[REQUEST] Where a line contains the word "points", copy that line.

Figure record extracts
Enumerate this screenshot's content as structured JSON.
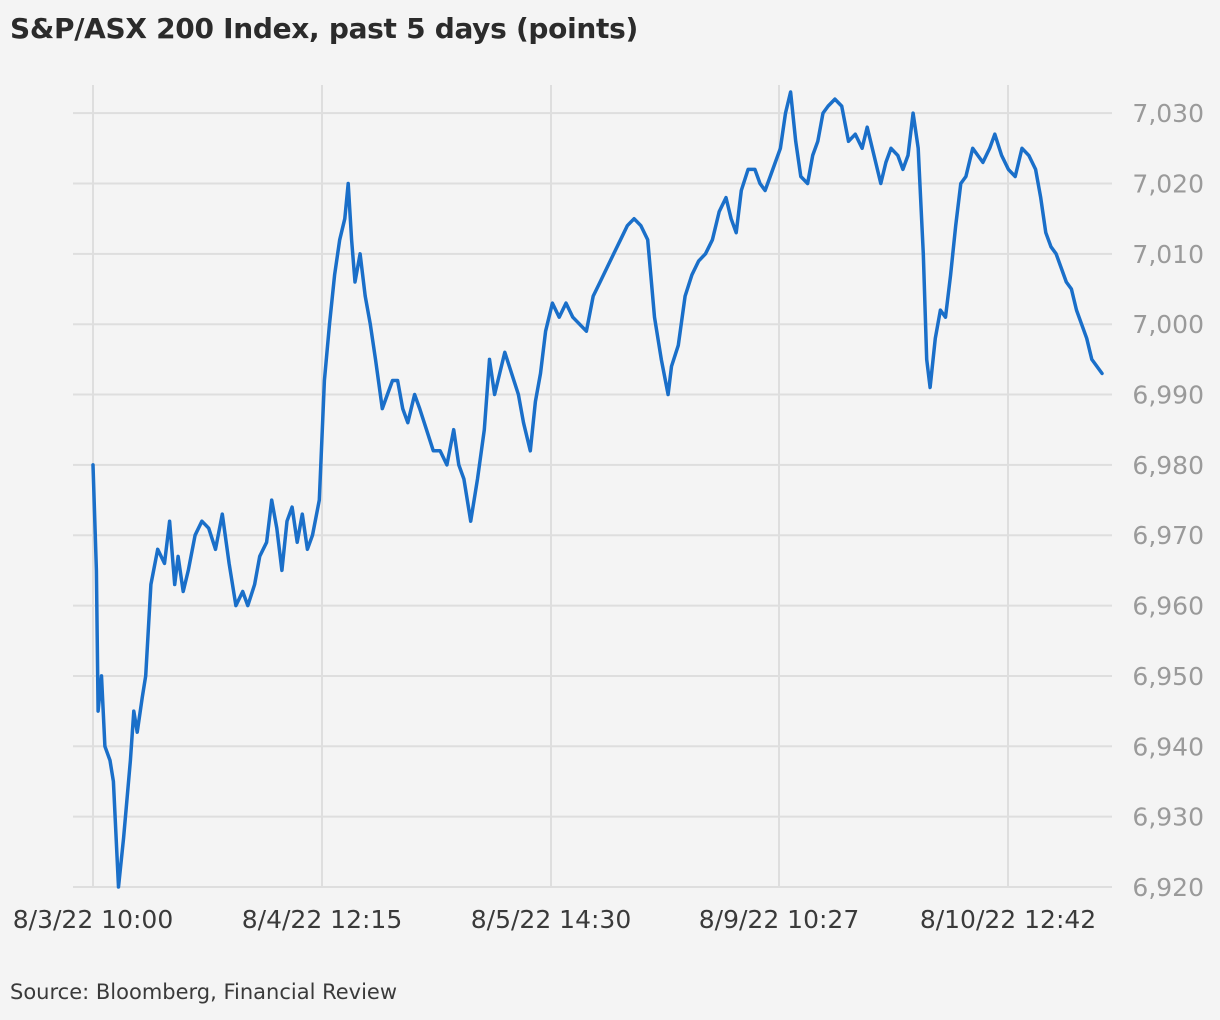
{
  "chart_data": {
    "type": "line",
    "title": "S&P/ASX 200 Index, past 5 days (points)",
    "source": "Source: Bloomberg, Financial Review",
    "xlabel": "",
    "ylabel": "",
    "x_ticks": [
      "8/3/22 10:00",
      "8/4/22 12:15",
      "8/5/22 14:30",
      "8/9/22 10:27",
      "8/10/22 12:42"
    ],
    "y_ticks": [
      6920,
      6930,
      6940,
      6950,
      6960,
      6970,
      6980,
      6990,
      7000,
      7010,
      7020,
      7030
    ],
    "y_tick_labels": [
      "6,920",
      "6,930",
      "6,940",
      "6,950",
      "6,960",
      "6,970",
      "6,980",
      "6,990",
      "7,000",
      "7,010",
      "7,020",
      "7,030"
    ],
    "ylim": [
      6920,
      7034
    ],
    "grid": true,
    "line_color": "#1a6fc9",
    "series": [
      {
        "points": [
          [
            0,
            6980
          ],
          [
            4,
            6965
          ],
          [
            6,
            6945
          ],
          [
            10,
            6950
          ],
          [
            14,
            6940
          ],
          [
            20,
            6938
          ],
          [
            24,
            6935
          ],
          [
            30,
            6920
          ],
          [
            36,
            6927
          ],
          [
            44,
            6938
          ],
          [
            48,
            6945
          ],
          [
            52,
            6942
          ],
          [
            58,
            6947
          ],
          [
            62,
            6950
          ],
          [
            68,
            6963
          ],
          [
            76,
            6968
          ],
          [
            84,
            6966
          ],
          [
            90,
            6972
          ],
          [
            96,
            6963
          ],
          [
            100,
            6967
          ],
          [
            106,
            6962
          ],
          [
            112,
            6965
          ],
          [
            120,
            6970
          ],
          [
            128,
            6972
          ],
          [
            136,
            6971
          ],
          [
            144,
            6968
          ],
          [
            152,
            6973
          ],
          [
            160,
            6966
          ],
          [
            168,
            6960
          ],
          [
            176,
            6962
          ],
          [
            182,
            6960
          ],
          [
            190,
            6963
          ],
          [
            196,
            6967
          ],
          [
            204,
            6969
          ],
          [
            210,
            6975
          ],
          [
            216,
            6971
          ],
          [
            222,
            6965
          ],
          [
            228,
            6972
          ],
          [
            234,
            6974
          ],
          [
            240,
            6969
          ],
          [
            246,
            6973
          ],
          [
            252,
            6968
          ],
          [
            258,
            6970
          ],
          [
            266,
            6975
          ],
          [
            272,
            6992
          ],
          [
            278,
            7000
          ],
          [
            284,
            7007
          ],
          [
            290,
            7012
          ],
          [
            296,
            7015
          ],
          [
            300,
            7020
          ],
          [
            304,
            7012
          ],
          [
            308,
            7006
          ],
          [
            314,
            7010
          ],
          [
            320,
            7004
          ],
          [
            326,
            7000
          ],
          [
            332,
            6995
          ],
          [
            340,
            6988
          ],
          [
            346,
            6990
          ],
          [
            352,
            6992
          ],
          [
            358,
            6992
          ],
          [
            364,
            6988
          ],
          [
            370,
            6986
          ],
          [
            378,
            6990
          ],
          [
            384,
            6988
          ],
          [
            392,
            6985
          ],
          [
            400,
            6982
          ],
          [
            408,
            6982
          ],
          [
            416,
            6980
          ],
          [
            424,
            6985
          ],
          [
            430,
            6980
          ],
          [
            436,
            6978
          ],
          [
            444,
            6972
          ],
          [
            452,
            6978
          ],
          [
            460,
            6985
          ],
          [
            466,
            6995
          ],
          [
            472,
            6990
          ],
          [
            478,
            6993
          ],
          [
            484,
            6996
          ],
          [
            492,
            6993
          ],
          [
            500,
            6990
          ],
          [
            506,
            6986
          ],
          [
            514,
            6982
          ],
          [
            520,
            6989
          ],
          [
            526,
            6993
          ],
          [
            532,
            6999
          ],
          [
            540,
            7003
          ],
          [
            548,
            7001
          ],
          [
            556,
            7003
          ],
          [
            564,
            7001
          ],
          [
            572,
            7000
          ],
          [
            580,
            6999
          ],
          [
            588,
            7004
          ],
          [
            596,
            7006
          ],
          [
            604,
            7008
          ],
          [
            612,
            7010
          ],
          [
            620,
            7012
          ],
          [
            628,
            7014
          ],
          [
            636,
            7015
          ],
          [
            644,
            7014
          ],
          [
            652,
            7012
          ],
          [
            660,
            7001
          ],
          [
            668,
            6995
          ],
          [
            676,
            6990
          ],
          [
            680,
            6994
          ],
          [
            688,
            6997
          ],
          [
            696,
            7004
          ],
          [
            704,
            7007
          ],
          [
            712,
            7009
          ],
          [
            720,
            7010
          ],
          [
            728,
            7012
          ],
          [
            736,
            7016
          ],
          [
            744,
            7018
          ],
          [
            750,
            7015
          ],
          [
            756,
            7013
          ],
          [
            762,
            7019
          ],
          [
            770,
            7022
          ],
          [
            778,
            7022
          ],
          [
            784,
            7020
          ],
          [
            790,
            7019
          ],
          [
            796,
            7021
          ],
          [
            802,
            7023
          ],
          [
            808,
            7025
          ],
          [
            814,
            7030
          ],
          [
            820,
            7033
          ],
          [
            826,
            7026
          ],
          [
            832,
            7021
          ],
          [
            840,
            7020
          ],
          [
            846,
            7024
          ],
          [
            852,
            7026
          ],
          [
            858,
            7030
          ],
          [
            864,
            7031
          ],
          [
            872,
            7032
          ],
          [
            880,
            7031
          ],
          [
            888,
            7026
          ],
          [
            896,
            7027
          ],
          [
            904,
            7025
          ],
          [
            910,
            7028
          ],
          [
            918,
            7024
          ],
          [
            926,
            7020
          ],
          [
            932,
            7023
          ],
          [
            938,
            7025
          ],
          [
            946,
            7024
          ],
          [
            952,
            7022
          ],
          [
            958,
            7024
          ],
          [
            964,
            7030
          ],
          [
            970,
            7025
          ],
          [
            976,
            7010
          ],
          [
            980,
            6995
          ],
          [
            984,
            6991
          ],
          [
            990,
            6998
          ],
          [
            996,
            7002
          ],
          [
            1002,
            7001
          ],
          [
            1008,
            7007
          ],
          [
            1014,
            7014
          ],
          [
            1020,
            7020
          ],
          [
            1026,
            7021
          ],
          [
            1034,
            7025
          ],
          [
            1040,
            7024
          ],
          [
            1046,
            7023
          ],
          [
            1054,
            7025
          ],
          [
            1060,
            7027
          ],
          [
            1068,
            7024
          ],
          [
            1076,
            7022
          ],
          [
            1084,
            7021
          ],
          [
            1092,
            7025
          ],
          [
            1100,
            7024
          ],
          [
            1108,
            7022
          ],
          [
            1114,
            7018
          ],
          [
            1120,
            7013
          ],
          [
            1126,
            7011
          ],
          [
            1132,
            7010
          ],
          [
            1138,
            7008
          ],
          [
            1144,
            7006
          ],
          [
            1150,
            7005
          ],
          [
            1156,
            7002
          ],
          [
            1162,
            7000
          ],
          [
            1168,
            6998
          ],
          [
            1174,
            6995
          ],
          [
            1180,
            6994
          ],
          [
            1186,
            6993
          ]
        ]
      }
    ]
  }
}
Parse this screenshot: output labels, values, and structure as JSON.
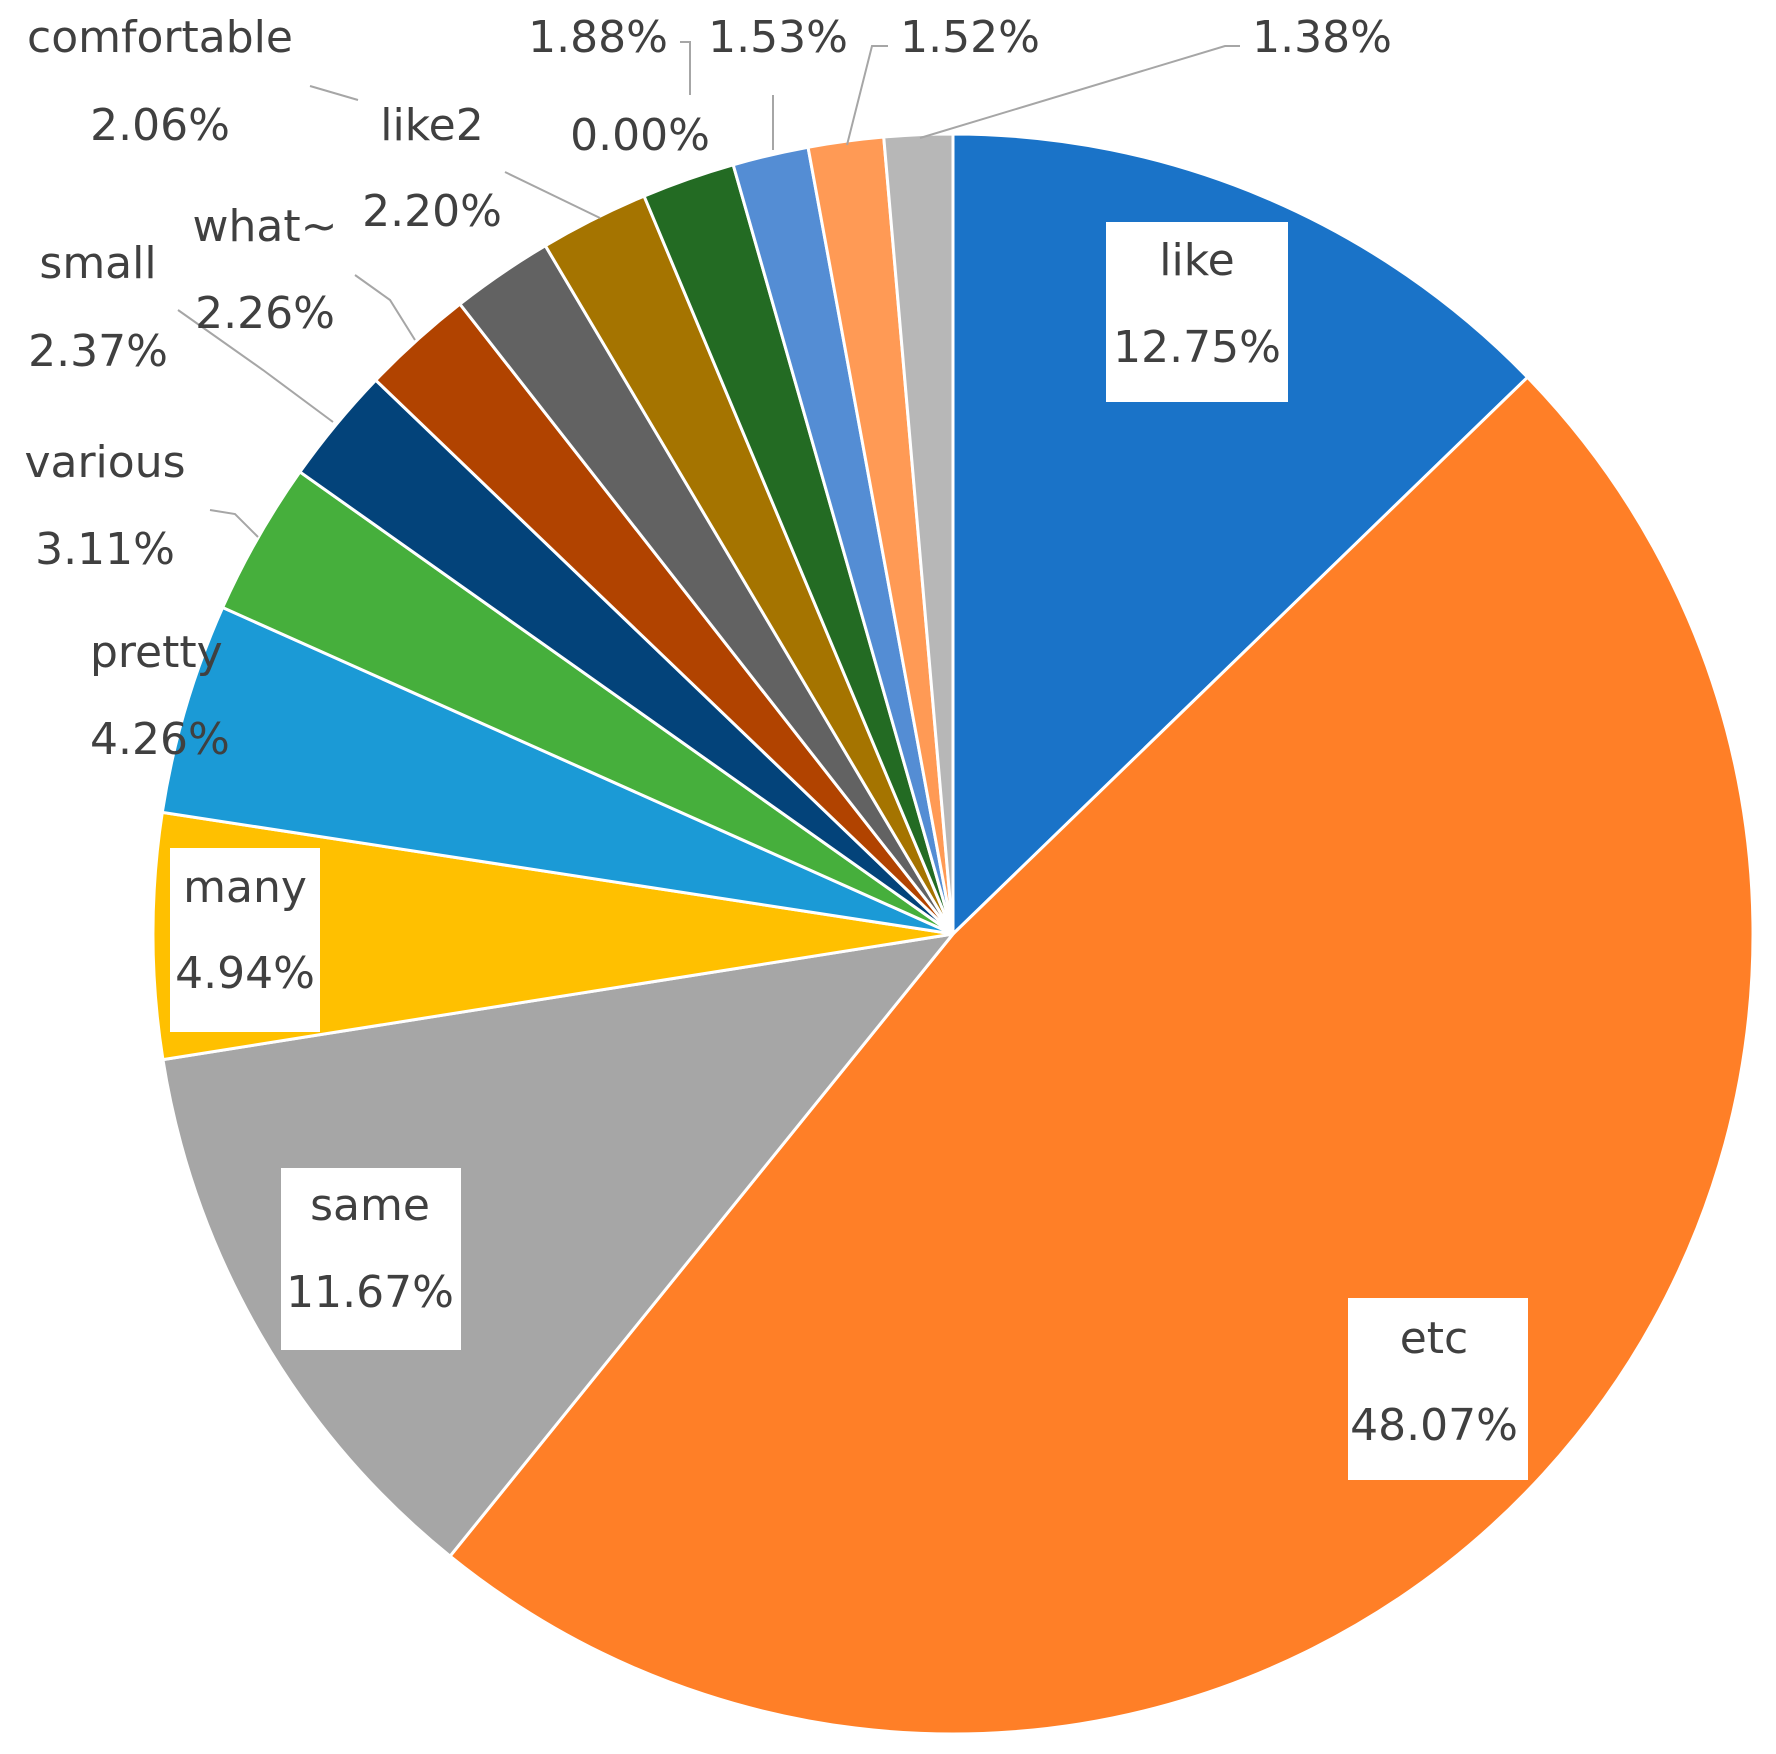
{
  "chart_data": {
    "type": "pie",
    "title": "",
    "start_angle_deg": 0,
    "direction": "clockwise",
    "slices": [
      {
        "name": "like",
        "label": "12.75%",
        "value": 12.75,
        "color": "#1a73c8"
      },
      {
        "name": "etc",
        "label": "48.07%",
        "value": 48.07,
        "color": "#ff7f27"
      },
      {
        "name": "same",
        "label": "11.67%",
        "value": 11.67,
        "color": "#a6a6a6"
      },
      {
        "name": "many",
        "label": "4.94%",
        "value": 4.94,
        "color": "#ffc000"
      },
      {
        "name": "pretty",
        "label": "4.26%",
        "value": 4.26,
        "color": "#1b9ad6"
      },
      {
        "name": "various",
        "label": "3.11%",
        "value": 3.11,
        "color": "#46af3c"
      },
      {
        "name": "small",
        "label": "2.37%",
        "value": 2.37,
        "color": "#03437a"
      },
      {
        "name": "what~",
        "label": "2.26%",
        "value": 2.26,
        "color": "#b14300"
      },
      {
        "name": "comfortable",
        "label": "2.06%",
        "value": 2.06,
        "color": "#626262"
      },
      {
        "name": "like2",
        "label": "2.20%",
        "value": 2.2,
        "color": "#a57400"
      },
      {
        "name": "",
        "label": "1.88%",
        "value": 1.88,
        "color": "#236b23"
      },
      {
        "name": "",
        "label": "0.00%",
        "value": 0.0,
        "color": "#236b23"
      },
      {
        "name": "",
        "label": "1.53%",
        "value": 1.53,
        "color": "#548dd4"
      },
      {
        "name": "",
        "label": "1.52%",
        "value": 1.52,
        "color": "#ff9a55"
      },
      {
        "name": "",
        "label": "1.38%",
        "value": 1.38,
        "color": "#b7b7b7"
      }
    ]
  }
}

[ANSWER TO THIS TASK]
    "title": "S&P/ASX 200 Index, past 5 days (points)",
        "points": [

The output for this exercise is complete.